■ **What to do**
List the lines of this listing that hold the word "helper".

* begin *

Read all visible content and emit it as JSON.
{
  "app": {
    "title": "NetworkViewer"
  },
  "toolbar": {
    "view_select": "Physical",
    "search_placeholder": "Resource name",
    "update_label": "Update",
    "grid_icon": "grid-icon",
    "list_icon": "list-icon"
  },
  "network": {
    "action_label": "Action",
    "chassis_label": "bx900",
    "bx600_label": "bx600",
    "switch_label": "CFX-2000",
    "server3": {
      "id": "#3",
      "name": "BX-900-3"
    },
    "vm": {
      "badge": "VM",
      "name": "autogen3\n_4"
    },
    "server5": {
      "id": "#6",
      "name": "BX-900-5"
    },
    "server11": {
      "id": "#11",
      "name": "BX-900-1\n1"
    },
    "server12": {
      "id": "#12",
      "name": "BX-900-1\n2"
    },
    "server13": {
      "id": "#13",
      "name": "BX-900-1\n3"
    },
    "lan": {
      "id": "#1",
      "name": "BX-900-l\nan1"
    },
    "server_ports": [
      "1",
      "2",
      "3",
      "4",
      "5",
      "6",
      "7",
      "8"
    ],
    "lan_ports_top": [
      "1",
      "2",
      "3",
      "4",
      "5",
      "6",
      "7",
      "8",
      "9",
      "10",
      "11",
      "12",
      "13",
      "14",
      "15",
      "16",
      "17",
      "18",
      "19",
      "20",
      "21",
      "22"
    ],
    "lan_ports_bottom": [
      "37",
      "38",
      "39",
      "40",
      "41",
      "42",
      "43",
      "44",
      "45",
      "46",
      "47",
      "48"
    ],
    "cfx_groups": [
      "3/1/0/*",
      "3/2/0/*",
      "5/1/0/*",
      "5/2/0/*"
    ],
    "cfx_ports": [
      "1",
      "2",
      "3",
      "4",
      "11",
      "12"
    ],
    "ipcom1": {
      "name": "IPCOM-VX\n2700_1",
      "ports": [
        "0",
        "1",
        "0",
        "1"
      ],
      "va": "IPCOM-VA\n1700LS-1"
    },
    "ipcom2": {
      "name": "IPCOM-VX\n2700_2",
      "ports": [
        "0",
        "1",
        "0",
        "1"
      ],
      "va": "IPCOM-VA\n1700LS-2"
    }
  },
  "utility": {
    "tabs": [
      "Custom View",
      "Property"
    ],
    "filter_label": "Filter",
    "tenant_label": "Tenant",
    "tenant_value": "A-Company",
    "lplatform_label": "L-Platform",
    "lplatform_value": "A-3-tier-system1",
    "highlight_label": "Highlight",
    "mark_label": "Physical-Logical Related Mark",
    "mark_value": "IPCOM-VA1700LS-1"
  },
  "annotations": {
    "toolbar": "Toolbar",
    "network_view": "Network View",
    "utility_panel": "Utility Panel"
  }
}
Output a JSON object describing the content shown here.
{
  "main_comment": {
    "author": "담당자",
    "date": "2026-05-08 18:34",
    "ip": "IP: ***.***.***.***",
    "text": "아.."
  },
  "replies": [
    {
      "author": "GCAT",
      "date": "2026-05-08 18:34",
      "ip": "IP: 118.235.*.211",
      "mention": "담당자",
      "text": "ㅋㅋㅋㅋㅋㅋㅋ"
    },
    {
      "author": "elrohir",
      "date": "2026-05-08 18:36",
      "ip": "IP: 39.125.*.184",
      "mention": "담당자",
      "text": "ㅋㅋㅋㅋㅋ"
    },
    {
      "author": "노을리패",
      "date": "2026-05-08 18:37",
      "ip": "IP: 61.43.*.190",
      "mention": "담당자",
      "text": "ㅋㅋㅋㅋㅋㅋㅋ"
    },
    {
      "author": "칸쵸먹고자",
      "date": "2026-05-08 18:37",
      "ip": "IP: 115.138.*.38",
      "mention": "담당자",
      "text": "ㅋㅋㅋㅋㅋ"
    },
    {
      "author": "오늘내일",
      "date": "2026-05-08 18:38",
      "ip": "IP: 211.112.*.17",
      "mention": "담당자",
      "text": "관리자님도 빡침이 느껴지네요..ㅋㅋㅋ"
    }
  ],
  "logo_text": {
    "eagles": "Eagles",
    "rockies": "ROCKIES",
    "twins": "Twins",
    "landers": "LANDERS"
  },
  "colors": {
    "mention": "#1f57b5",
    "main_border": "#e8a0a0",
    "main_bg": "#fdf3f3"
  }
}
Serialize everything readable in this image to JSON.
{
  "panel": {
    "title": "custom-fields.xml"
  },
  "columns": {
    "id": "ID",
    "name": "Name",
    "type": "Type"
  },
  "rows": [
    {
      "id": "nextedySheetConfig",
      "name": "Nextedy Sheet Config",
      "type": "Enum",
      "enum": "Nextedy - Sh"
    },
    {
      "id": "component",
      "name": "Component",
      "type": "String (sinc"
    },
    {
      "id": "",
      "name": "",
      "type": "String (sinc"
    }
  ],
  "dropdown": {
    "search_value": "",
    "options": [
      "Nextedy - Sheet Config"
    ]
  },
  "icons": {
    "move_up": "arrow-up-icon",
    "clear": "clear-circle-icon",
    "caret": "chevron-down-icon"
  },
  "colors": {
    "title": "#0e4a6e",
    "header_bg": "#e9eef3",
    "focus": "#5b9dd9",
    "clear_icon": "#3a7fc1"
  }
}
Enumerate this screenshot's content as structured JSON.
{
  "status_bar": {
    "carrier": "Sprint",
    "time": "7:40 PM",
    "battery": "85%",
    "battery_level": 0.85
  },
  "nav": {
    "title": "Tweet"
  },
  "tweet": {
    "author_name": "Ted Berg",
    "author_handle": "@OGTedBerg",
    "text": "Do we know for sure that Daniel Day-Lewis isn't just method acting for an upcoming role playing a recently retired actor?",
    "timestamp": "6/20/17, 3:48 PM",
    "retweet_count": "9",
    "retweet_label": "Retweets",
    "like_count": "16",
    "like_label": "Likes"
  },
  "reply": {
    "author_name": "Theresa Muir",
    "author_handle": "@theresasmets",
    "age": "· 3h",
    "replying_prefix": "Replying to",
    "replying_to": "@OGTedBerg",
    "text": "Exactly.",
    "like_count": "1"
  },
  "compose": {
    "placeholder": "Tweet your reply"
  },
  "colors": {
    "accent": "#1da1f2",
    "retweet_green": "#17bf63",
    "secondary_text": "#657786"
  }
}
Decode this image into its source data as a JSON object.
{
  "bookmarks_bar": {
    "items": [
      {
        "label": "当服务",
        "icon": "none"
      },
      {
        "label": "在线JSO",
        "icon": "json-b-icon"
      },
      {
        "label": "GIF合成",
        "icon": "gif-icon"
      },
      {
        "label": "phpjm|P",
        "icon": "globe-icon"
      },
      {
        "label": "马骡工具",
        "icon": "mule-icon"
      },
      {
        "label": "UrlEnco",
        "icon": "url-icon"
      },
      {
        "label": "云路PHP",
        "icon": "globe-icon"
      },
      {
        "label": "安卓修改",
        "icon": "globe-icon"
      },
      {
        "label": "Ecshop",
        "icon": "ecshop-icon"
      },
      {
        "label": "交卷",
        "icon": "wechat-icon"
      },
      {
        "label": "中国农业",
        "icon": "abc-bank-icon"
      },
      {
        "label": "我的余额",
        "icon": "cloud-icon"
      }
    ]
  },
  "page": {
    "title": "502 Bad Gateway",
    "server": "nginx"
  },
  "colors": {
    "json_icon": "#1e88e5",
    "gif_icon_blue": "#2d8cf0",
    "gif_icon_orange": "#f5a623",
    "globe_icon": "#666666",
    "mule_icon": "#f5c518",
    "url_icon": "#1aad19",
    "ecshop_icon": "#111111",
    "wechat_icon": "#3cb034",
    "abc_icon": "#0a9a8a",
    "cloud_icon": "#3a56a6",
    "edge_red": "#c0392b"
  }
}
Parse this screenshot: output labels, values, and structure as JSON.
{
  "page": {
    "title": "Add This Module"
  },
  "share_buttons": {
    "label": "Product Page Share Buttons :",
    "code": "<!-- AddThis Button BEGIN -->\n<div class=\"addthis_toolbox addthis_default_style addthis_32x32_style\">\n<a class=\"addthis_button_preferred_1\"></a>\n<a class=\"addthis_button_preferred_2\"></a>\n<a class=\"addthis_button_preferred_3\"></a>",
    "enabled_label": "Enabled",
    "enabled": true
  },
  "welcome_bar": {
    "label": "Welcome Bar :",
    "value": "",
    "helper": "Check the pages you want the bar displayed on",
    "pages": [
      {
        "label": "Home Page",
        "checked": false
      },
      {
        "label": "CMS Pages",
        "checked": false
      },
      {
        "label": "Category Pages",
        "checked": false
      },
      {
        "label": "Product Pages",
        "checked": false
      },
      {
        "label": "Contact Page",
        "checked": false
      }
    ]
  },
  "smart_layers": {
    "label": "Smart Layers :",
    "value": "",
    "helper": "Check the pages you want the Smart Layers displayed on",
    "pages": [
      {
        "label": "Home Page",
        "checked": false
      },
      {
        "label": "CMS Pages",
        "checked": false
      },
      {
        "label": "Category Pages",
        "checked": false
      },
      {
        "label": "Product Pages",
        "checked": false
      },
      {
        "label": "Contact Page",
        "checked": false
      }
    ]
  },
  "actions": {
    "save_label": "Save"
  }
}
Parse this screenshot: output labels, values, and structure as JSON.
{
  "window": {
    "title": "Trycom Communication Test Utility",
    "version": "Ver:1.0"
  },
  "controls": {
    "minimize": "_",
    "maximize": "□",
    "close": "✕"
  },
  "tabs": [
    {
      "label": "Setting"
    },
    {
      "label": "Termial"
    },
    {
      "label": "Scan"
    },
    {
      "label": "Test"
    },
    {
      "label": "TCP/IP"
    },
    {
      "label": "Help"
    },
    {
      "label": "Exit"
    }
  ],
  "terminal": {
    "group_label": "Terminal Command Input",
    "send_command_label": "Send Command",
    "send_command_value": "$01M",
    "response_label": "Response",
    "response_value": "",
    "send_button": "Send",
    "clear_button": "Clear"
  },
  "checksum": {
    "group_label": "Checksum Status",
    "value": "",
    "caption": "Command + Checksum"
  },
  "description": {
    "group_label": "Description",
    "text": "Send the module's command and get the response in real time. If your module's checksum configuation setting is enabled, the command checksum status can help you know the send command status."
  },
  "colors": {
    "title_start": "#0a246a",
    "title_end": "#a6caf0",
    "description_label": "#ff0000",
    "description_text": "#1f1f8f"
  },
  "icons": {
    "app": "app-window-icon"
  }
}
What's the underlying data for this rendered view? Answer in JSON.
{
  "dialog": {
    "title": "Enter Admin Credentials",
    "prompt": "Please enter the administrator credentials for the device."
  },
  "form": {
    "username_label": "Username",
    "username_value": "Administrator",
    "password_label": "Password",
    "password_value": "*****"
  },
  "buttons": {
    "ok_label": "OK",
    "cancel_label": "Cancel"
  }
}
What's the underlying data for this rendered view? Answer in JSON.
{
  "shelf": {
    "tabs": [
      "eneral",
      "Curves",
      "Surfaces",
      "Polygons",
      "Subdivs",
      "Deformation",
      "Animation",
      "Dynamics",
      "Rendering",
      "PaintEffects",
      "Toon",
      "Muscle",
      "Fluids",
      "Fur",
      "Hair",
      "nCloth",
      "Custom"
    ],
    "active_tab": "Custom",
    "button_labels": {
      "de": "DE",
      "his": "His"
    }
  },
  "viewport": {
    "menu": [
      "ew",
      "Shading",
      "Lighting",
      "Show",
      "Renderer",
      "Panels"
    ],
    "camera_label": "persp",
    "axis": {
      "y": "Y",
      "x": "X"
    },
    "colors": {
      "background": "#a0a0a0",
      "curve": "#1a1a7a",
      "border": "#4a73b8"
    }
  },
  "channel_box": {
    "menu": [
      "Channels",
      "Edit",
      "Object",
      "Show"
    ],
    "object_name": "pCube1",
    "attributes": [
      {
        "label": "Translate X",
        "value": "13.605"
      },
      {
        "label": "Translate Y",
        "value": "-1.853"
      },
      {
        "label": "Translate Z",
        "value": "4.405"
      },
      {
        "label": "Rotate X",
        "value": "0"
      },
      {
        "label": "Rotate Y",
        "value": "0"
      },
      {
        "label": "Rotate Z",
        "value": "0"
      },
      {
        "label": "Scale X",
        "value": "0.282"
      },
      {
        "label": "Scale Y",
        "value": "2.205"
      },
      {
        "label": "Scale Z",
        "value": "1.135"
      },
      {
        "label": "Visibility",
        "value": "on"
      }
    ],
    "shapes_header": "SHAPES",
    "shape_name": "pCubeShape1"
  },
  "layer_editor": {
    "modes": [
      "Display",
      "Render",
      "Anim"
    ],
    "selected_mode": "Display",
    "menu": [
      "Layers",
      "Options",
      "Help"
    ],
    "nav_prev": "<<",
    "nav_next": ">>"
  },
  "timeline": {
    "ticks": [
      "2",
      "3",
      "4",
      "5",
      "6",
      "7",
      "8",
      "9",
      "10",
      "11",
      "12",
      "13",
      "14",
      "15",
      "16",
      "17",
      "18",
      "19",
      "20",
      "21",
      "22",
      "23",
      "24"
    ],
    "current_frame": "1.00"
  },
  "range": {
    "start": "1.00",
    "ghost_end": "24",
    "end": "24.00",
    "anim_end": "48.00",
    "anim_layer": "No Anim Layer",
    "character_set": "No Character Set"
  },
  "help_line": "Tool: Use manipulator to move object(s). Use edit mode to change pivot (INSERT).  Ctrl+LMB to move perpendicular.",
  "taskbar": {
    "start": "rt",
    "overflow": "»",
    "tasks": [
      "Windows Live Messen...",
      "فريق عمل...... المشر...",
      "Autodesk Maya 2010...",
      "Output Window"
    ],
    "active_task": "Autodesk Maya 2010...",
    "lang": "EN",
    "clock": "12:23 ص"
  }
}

* end *

■ **Exercise result**
    "helper": "Check the pages you want the bar displayed on",
    "helper": "Check the pages you want the Smart Layers displayed on",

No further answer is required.